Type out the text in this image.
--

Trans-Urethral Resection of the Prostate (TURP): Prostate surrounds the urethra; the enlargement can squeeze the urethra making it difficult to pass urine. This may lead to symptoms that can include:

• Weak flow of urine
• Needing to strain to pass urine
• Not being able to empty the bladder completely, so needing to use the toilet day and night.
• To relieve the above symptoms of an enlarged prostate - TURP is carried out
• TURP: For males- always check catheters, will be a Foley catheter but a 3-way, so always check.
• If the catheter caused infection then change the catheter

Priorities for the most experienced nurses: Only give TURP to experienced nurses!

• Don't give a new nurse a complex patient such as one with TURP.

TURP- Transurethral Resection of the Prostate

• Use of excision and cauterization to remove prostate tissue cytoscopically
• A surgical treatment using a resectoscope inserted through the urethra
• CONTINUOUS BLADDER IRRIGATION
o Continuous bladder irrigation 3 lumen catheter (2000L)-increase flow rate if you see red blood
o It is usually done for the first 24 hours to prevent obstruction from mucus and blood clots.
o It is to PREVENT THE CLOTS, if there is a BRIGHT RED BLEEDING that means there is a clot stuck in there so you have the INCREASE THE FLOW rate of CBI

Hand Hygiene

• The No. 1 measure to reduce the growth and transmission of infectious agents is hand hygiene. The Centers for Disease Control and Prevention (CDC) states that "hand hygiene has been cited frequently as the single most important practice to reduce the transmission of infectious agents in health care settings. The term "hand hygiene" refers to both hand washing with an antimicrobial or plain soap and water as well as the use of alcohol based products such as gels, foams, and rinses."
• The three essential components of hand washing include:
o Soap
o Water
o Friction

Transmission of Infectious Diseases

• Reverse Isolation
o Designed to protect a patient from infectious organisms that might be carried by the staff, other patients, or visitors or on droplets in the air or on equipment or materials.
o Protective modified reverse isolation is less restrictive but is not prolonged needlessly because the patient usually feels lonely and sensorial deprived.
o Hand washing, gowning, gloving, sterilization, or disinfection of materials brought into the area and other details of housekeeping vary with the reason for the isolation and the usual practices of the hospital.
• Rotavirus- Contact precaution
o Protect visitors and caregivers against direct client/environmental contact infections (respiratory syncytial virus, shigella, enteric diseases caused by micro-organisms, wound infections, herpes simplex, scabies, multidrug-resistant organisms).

────────────────

**What needs to be done:** Repeat the data verbatim, line after line, leaving nothing out.

**Response:**
Type out the text in this image.
--

Trans-Urethral Resection of the Prostate (TURP): Prostate surrounds the urethra; the enlargement can squeeze the urethra making it difficult to pass urine. This may lead to symptoms that can include:

• Weak flow of urine
• Needing to strain to pass urine
• Not being able to empty the bladder completely, so needing to use the toilet day and night.
• To relieve the above symptoms of an enlarged prostate - TURP is carried out
• TURP: For males- always check catheters, will be a Foley catheter but a 3-way, so always check.
• If the catheter caused infection then change the catheter

Priorities for the most experienced nurses: Only give TURP to experienced nurses!

• Don't give a new nurse a complex patient such as one with TURP.

TURP- Transurethral Resection of the Prostate

• Use of excision and cauterization to remove prostate tissue cytoscopically
• A surgical treatment using a resectoscope inserted through the urethra
• CONTINUOUS BLADDER IRRIGATION
o Continuous bladder irrigation 3 lumen catheter (2000L)-increase flow rate if you see red blood
o It is usually done for the first 24 hours to prevent obstruction from mucus and blood clots.
o It is to PREVENT THE CLOTS, if there is a BRIGHT RED BLEEDING that means there is a clot stuck in there so you have the INCREASE THE FLOW rate of CBI

Hand Hygiene

• The No. 1 measure to reduce the growth and transmission of infectious agents is hand hygiene. The Centers for Disease Control and Prevention (CDC) states that "hand hygiene has been cited frequently as the single most important practice to reduce the transmission of infectious agents in health care settings. The term "hand hygiene" refers to both hand washing with an antimicrobial or plain soap and water as well as the use of alcohol based products such as gels, foams, and rinses."
• The three essential components of hand washing include:
o Soap
o Water
o Friction

Transmission of Infectious Diseases

• Reverse Isolation
o Designed to protect a patient from infectious organisms that might be carried by the staff, other patients, or visitors or on droplets in the air or on equipment or materials.
o Protective modified reverse isolation is less restrictive but is not prolonged needlessly because the patient usually feels lonely and sensorial deprived.
o Hand washing, gowning, gloving, sterilization, or disinfection of materials brought into the area and other details of housekeeping vary with the reason for the isolation and the usual practices of the hospital.
• Rotavirus- Contact precaution
o Protect visitors and caregivers against direct client/environmental contact infections (respiratory syncytial virus, shigella, enteric diseases caused by micro-organisms, wound infections, herpes simplex, scabies, multidrug-resistant organisms).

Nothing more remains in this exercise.